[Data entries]
#####
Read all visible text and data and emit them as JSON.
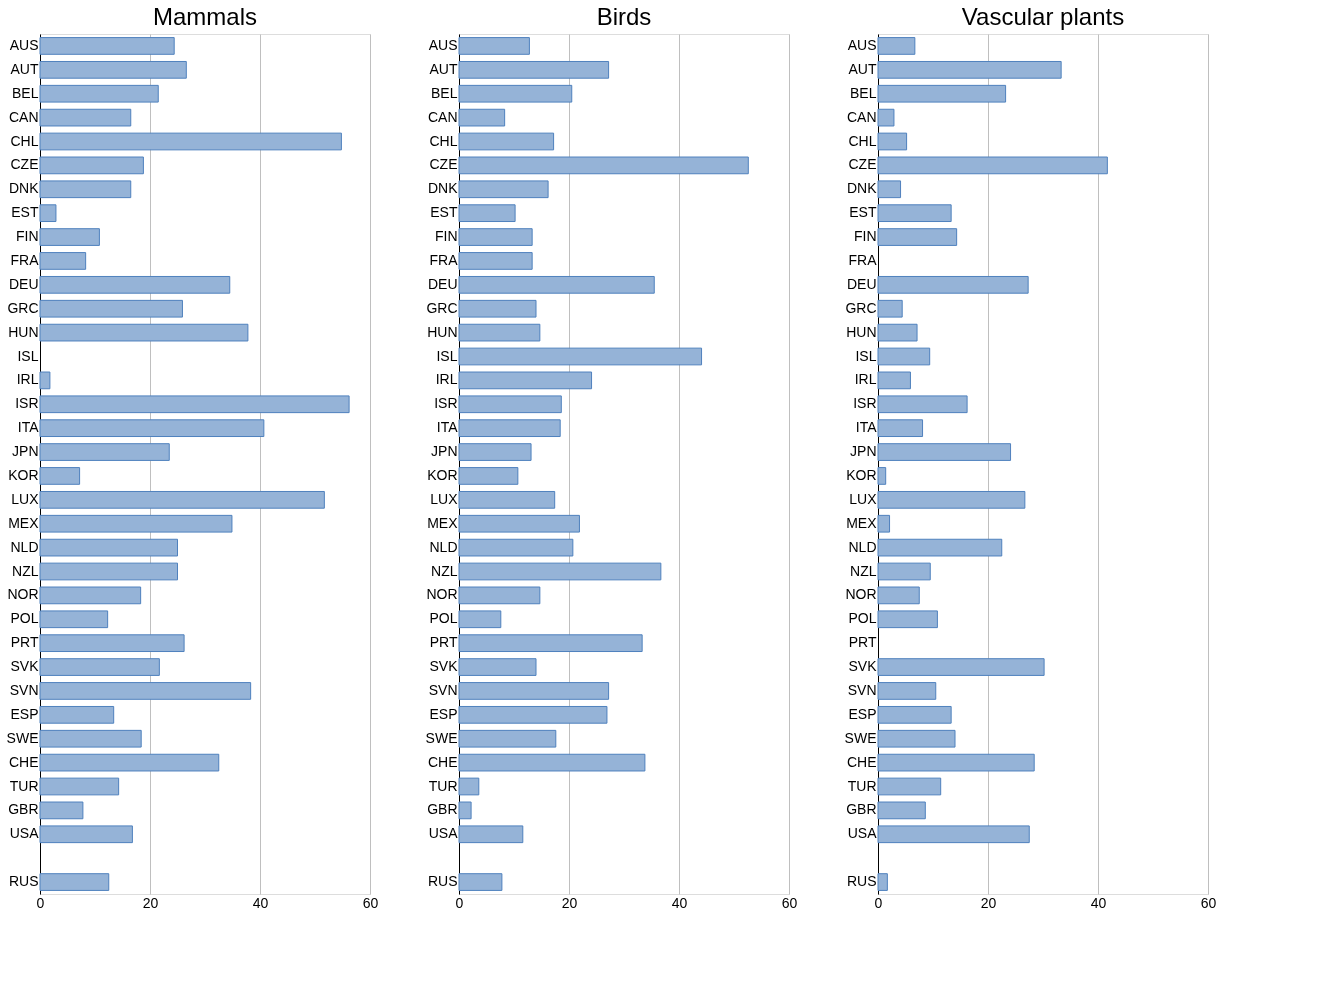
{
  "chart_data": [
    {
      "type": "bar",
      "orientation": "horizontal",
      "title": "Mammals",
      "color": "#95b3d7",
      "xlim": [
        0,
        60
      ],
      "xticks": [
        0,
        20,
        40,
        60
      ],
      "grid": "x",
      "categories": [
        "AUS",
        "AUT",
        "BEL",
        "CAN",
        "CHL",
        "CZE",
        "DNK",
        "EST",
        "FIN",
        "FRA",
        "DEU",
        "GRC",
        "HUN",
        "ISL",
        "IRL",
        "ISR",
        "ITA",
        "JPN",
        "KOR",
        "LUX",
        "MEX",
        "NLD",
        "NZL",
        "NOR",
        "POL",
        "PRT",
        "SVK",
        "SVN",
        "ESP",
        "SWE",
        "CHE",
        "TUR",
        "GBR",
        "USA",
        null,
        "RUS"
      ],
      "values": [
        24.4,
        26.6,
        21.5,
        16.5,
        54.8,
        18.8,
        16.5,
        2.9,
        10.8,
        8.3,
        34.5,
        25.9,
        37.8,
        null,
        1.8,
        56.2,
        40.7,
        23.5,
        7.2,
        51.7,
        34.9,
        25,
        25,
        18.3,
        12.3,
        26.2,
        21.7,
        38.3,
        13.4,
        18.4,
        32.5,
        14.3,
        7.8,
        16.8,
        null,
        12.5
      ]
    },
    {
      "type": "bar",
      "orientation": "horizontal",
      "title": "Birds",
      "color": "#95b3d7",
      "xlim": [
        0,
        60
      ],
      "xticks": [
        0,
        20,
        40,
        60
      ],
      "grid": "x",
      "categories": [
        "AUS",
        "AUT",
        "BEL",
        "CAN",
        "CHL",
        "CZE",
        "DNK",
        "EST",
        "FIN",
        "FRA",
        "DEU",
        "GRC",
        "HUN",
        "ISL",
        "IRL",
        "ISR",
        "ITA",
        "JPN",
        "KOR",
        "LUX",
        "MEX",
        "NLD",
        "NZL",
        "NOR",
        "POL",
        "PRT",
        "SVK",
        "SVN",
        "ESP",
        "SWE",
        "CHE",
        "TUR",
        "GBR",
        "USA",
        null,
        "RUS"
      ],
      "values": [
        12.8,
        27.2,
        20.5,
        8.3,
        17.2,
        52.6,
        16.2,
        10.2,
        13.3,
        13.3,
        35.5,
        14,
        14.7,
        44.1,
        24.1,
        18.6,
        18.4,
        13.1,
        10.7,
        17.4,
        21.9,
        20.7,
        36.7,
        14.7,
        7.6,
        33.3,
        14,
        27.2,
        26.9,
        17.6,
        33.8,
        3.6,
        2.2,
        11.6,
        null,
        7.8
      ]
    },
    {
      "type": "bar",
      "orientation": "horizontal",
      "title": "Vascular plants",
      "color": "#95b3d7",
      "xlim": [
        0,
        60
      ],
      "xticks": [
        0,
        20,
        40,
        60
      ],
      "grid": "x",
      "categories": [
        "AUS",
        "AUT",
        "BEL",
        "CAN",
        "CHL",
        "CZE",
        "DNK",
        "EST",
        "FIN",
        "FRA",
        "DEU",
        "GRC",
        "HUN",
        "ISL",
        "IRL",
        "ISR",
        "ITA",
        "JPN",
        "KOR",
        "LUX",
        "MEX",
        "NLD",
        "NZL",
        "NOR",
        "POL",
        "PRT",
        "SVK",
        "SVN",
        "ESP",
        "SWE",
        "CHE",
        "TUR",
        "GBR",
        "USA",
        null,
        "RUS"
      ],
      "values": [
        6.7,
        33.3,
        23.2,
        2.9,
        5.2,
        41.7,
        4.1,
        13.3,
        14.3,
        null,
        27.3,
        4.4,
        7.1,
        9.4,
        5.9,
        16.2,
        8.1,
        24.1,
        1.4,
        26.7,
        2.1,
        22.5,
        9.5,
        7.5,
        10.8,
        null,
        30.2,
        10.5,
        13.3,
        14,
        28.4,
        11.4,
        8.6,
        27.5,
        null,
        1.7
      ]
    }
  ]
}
#####
#### Problem statement
Repeat the records in full, exactly as they appear, without the pictures.

#### Correct result
Read all visible text and data and emit them as JSON.
{
  "chart_data": [
    {
      "type": "bar",
      "orientation": "horizontal",
      "title": "Mammals",
      "color": "#95b3d7",
      "xlim": [
        0,
        60
      ],
      "xticks": [
        0,
        20,
        40,
        60
      ],
      "grid": "x",
      "categories": [
        "AUS",
        "AUT",
        "BEL",
        "CAN",
        "CHL",
        "CZE",
        "DNK",
        "EST",
        "FIN",
        "FRA",
        "DEU",
        "GRC",
        "HUN",
        "ISL",
        "IRL",
        "ISR",
        "ITA",
        "JPN",
        "KOR",
        "LUX",
        "MEX",
        "NLD",
        "NZL",
        "NOR",
        "POL",
        "PRT",
        "SVK",
        "SVN",
        "ESP",
        "SWE",
        "CHE",
        "TUR",
        "GBR",
        "USA",
        null,
        "RUS"
      ],
      "values": [
        24.4,
        26.6,
        21.5,
        16.5,
        54.8,
        18.8,
        16.5,
        2.9,
        10.8,
        8.3,
        34.5,
        25.9,
        37.8,
        null,
        1.8,
        56.2,
        40.7,
        23.5,
        7.2,
        51.7,
        34.9,
        25,
        25,
        18.3,
        12.3,
        26.2,
        21.7,
        38.3,
        13.4,
        18.4,
        32.5,
        14.3,
        7.8,
        16.8,
        null,
        12.5
      ]
    },
    {
      "type": "bar",
      "orientation": "horizontal",
      "title": "Birds",
      "color": "#95b3d7",
      "xlim": [
        0,
        60
      ],
      "xticks": [
        0,
        20,
        40,
        60
      ],
      "grid": "x",
      "categories": [
        "AUS",
        "AUT",
        "BEL",
        "CAN",
        "CHL",
        "CZE",
        "DNK",
        "EST",
        "FIN",
        "FRA",
        "DEU",
        "GRC",
        "HUN",
        "ISL",
        "IRL",
        "ISR",
        "ITA",
        "JPN",
        "KOR",
        "LUX",
        "MEX",
        "NLD",
        "NZL",
        "NOR",
        "POL",
        "PRT",
        "SVK",
        "SVN",
        "ESP",
        "SWE",
        "CHE",
        "TUR",
        "GBR",
        "USA",
        null,
        "RUS"
      ],
      "values": [
        12.8,
        27.2,
        20.5,
        8.3,
        17.2,
        52.6,
        16.2,
        10.2,
        13.3,
        13.3,
        35.5,
        14,
        14.7,
        44.1,
        24.1,
        18.6,
        18.4,
        13.1,
        10.7,
        17.4,
        21.9,
        20.7,
        36.7,
        14.7,
        7.6,
        33.3,
        14,
        27.2,
        26.9,
        17.6,
        33.8,
        3.6,
        2.2,
        11.6,
        null,
        7.8
      ]
    },
    {
      "type": "bar",
      "orientation": "horizontal",
      "title": "Vascular plants",
      "color": "#95b3d7",
      "xlim": [
        0,
        60
      ],
      "xticks": [
        0,
        20,
        40,
        60
      ],
      "grid": "x",
      "categories": [
        "AUS",
        "AUT",
        "BEL",
        "CAN",
        "CHL",
        "CZE",
        "DNK",
        "EST",
        "FIN",
        "FRA",
        "DEU",
        "GRC",
        "HUN",
        "ISL",
        "IRL",
        "ISR",
        "ITA",
        "JPN",
        "KOR",
        "LUX",
        "MEX",
        "NLD",
        "NZL",
        "NOR",
        "POL",
        "PRT",
        "SVK",
        "SVN",
        "ESP",
        "SWE",
        "CHE",
        "TUR",
        "GBR",
        "USA",
        null,
        "RUS"
      ],
      "values": [
        6.7,
        33.3,
        23.2,
        2.9,
        5.2,
        41.7,
        4.1,
        13.3,
        14.3,
        null,
        27.3,
        4.4,
        7.1,
        9.4,
        5.9,
        16.2,
        8.1,
        24.1,
        1.4,
        26.7,
        2.1,
        22.5,
        9.5,
        7.5,
        10.8,
        null,
        30.2,
        10.5,
        13.3,
        14,
        28.4,
        11.4,
        8.6,
        27.5,
        null,
        1.7
      ]
    }
  ]
}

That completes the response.